→ To be done
Copy every line, leaving nothing out and adding nothing.

→ Supplied material
----------
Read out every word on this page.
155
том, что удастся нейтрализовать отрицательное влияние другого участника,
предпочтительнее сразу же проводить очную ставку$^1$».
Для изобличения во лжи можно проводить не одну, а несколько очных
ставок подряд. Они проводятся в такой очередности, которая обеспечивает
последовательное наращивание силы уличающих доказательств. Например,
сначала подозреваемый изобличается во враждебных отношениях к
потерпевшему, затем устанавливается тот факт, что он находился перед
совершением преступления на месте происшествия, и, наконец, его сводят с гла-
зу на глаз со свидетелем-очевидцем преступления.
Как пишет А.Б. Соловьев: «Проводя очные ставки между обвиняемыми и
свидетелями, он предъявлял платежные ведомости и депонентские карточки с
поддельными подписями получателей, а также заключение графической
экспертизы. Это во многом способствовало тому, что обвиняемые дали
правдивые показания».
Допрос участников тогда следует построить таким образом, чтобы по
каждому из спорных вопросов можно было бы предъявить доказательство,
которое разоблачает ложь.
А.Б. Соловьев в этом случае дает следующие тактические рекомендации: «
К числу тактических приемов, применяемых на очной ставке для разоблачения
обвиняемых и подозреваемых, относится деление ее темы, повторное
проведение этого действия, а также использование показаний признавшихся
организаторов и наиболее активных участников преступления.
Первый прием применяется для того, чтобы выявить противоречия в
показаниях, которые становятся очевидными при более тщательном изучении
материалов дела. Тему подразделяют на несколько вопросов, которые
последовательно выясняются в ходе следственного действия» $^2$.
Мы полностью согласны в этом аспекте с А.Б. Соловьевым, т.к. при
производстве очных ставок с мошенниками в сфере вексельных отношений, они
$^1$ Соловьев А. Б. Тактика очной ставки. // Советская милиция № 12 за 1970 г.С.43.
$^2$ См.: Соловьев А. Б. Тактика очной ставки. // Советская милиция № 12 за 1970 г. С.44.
----------
→ Answer
Read out every word on this page.
155
том, что удастся нейтрализовать отрицательное влияние другого участника,
предпочтительнее сразу же проводить очную ставку$^1$».
Для изобличения во лжи можно проводить не одну, а несколько очных
ставок подряд. Они проводятся в такой очередности, которая обеспечивает
последовательное наращивание силы уличающих доказательств. Например,
сначала подозреваемый изобличается во враждебных отношениях к
потерпевшему, затем устанавливается тот факт, что он находился перед
совершением преступления на месте происшествия, и, наконец, его сводят с гла-
зу на глаз со свидетелем-очевидцем преступления.
Как пишет А.Б. Соловьев: «Проводя очные ставки между обвиняемыми и
свидетелями, он предъявлял платежные ведомости и депонентские карточки с
поддельными подписями получателей, а также заключение графической
экспертизы. Это во многом способствовало тому, что обвиняемые дали
правдивые показания».
Допрос участников тогда следует построить таким образом, чтобы по
каждому из спорных вопросов можно было бы предъявить доказательство,
которое разоблачает ложь.
А.Б. Соловьев в этом случае дает следующие тактические рекомендации: «
К числу тактических приемов, применяемых на очной ставке для разоблачения
обвиняемых и подозреваемых, относится деление ее темы, повторное
проведение этого действия, а также использование показаний признавшихся
организаторов и наиболее активных участников преступления.
Первый прием применяется для того, чтобы выявить противоречия в
показаниях, которые становятся очевидными при более тщательном изучении
материалов дела. Тему подразделяют на несколько вопросов, которые
последовательно выясняются в ходе следственного действия» $^2$.
Мы полностью согласны в этом аспекте с А.Б. Соловьевым, т.к. при
производстве очных ставок с мошенниками в сфере вексельных отношений, они
$^1$ Соловьев А. Б. Тактика очной ставки. // Советская милиция № 12 за 1970 г.С.43.
$^2$ См.: Соловьев А. Б. Тактика очной ставки. // Советская милиция № 12 за 1970 г. С.44.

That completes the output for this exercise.